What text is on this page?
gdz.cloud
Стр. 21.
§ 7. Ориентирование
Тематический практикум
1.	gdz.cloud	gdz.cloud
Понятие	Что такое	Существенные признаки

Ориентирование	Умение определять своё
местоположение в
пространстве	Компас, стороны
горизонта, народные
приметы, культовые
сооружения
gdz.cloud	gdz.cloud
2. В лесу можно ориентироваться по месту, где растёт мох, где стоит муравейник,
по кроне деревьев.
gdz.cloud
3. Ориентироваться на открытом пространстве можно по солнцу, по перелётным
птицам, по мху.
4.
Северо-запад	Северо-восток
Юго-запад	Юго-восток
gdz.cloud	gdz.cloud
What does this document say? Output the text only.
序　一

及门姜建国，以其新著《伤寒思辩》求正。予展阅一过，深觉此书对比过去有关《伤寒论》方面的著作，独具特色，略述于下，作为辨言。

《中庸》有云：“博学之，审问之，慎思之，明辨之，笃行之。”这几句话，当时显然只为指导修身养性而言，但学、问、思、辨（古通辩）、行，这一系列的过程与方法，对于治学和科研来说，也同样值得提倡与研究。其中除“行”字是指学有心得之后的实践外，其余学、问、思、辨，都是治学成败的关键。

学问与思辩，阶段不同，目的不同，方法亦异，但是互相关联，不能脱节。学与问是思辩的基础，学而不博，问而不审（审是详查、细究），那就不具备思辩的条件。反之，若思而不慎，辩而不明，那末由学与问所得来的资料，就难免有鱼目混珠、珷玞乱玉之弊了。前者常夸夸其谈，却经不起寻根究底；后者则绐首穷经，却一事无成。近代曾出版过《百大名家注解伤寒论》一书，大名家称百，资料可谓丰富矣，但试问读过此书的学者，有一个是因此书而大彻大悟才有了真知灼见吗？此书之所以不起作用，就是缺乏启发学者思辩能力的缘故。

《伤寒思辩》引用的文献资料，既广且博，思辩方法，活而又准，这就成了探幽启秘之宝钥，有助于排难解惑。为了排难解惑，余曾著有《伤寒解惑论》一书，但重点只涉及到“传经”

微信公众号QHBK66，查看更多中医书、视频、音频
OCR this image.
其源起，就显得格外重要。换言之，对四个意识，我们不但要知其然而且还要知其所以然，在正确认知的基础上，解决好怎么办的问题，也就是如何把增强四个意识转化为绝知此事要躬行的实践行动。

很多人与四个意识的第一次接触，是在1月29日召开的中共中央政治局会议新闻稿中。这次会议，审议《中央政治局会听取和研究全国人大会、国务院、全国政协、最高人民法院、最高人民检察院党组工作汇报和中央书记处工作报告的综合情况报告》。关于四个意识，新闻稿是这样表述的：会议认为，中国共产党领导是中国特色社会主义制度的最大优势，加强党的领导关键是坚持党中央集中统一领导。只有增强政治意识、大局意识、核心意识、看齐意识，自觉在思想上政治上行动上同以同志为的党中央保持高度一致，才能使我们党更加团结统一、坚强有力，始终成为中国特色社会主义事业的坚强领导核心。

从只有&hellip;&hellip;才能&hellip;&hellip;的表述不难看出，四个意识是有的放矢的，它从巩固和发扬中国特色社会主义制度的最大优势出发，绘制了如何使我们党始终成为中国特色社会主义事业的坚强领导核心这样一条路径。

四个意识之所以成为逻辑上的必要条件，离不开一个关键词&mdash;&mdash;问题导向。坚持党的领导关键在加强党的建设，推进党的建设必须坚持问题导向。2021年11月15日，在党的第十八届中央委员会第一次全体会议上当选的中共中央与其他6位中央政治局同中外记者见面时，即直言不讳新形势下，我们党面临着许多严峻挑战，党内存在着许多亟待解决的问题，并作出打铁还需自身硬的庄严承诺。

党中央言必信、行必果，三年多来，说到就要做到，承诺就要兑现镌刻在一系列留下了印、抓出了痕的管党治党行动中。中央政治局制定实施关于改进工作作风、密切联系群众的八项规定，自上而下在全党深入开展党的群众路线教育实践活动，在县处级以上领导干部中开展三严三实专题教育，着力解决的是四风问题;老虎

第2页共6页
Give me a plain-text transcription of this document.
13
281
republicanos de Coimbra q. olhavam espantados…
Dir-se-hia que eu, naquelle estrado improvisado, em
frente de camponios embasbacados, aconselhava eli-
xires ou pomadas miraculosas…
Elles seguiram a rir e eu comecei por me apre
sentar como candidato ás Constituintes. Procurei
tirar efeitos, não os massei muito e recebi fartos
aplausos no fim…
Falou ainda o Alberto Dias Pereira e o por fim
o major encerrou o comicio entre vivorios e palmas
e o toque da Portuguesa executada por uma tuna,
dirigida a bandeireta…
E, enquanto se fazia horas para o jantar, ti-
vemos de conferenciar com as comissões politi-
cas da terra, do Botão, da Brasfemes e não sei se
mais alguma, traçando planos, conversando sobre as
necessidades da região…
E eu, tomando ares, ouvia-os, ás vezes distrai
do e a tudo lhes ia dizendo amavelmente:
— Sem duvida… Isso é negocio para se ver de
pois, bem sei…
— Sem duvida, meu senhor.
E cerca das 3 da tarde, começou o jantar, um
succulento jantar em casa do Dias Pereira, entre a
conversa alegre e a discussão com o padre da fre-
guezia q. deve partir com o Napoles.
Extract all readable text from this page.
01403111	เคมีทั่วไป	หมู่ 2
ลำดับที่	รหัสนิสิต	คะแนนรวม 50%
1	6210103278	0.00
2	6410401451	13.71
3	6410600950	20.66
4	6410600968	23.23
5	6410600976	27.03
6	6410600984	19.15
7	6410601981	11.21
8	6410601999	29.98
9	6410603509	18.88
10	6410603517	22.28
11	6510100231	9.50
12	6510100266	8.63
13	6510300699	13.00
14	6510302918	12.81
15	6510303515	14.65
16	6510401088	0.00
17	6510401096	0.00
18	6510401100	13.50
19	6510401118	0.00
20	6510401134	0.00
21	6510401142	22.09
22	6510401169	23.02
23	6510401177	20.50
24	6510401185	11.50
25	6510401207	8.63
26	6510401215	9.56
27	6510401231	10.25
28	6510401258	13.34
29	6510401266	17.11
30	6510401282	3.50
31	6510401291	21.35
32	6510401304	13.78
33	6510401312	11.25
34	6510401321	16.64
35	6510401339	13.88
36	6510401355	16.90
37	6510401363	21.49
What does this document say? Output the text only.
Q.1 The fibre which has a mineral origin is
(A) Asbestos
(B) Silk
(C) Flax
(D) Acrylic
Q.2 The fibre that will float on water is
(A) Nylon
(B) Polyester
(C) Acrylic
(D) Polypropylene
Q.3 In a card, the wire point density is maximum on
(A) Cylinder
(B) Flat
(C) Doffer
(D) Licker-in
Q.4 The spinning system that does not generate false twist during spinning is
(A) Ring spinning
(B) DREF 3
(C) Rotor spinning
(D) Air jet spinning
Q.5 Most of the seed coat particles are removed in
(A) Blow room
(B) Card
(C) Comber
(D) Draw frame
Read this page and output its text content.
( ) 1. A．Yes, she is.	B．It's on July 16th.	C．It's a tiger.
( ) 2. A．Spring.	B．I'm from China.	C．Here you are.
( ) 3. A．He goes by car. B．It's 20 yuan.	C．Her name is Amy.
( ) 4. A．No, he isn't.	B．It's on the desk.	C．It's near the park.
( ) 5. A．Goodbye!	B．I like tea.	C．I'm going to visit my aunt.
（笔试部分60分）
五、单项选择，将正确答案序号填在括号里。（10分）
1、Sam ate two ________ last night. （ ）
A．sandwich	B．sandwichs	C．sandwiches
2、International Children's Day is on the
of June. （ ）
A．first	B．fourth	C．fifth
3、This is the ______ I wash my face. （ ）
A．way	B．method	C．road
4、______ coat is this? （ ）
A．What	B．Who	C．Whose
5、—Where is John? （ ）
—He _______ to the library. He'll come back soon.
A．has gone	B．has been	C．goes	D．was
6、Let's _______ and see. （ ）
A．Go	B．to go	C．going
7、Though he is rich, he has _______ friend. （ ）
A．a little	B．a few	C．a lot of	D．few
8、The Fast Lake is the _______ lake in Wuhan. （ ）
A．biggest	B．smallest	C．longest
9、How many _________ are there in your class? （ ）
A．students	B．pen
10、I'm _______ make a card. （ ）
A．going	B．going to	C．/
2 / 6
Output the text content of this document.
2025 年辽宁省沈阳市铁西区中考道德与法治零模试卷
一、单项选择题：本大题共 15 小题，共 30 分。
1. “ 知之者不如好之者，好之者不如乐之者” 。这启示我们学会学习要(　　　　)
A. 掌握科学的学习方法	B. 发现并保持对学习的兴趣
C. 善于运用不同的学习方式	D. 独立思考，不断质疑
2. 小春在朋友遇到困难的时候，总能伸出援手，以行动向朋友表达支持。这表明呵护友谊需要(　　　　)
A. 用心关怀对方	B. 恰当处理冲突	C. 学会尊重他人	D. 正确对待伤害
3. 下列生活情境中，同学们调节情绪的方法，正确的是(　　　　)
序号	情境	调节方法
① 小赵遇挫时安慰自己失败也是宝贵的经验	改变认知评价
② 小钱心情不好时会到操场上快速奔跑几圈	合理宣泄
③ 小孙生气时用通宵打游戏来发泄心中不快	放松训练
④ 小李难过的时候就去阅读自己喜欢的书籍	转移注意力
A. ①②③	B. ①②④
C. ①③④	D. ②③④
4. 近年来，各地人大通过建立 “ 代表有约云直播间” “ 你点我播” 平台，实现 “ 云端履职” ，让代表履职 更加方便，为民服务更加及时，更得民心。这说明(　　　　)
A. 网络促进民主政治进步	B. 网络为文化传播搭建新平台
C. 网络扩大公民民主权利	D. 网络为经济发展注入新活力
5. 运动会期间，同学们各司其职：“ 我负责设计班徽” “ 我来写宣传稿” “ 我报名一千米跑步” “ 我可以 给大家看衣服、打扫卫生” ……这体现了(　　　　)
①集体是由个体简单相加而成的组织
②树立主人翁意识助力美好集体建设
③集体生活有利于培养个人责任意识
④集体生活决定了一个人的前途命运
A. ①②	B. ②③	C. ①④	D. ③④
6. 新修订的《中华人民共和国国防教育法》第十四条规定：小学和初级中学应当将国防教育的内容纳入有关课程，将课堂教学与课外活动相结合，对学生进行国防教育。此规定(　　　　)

++++++++++

** Problem to solve **
Identify every line above that includes the word "page", and show those lines.

** Exercise result **
What text is on this page?
Extract all readable text from this page.
Read this page and output its text content.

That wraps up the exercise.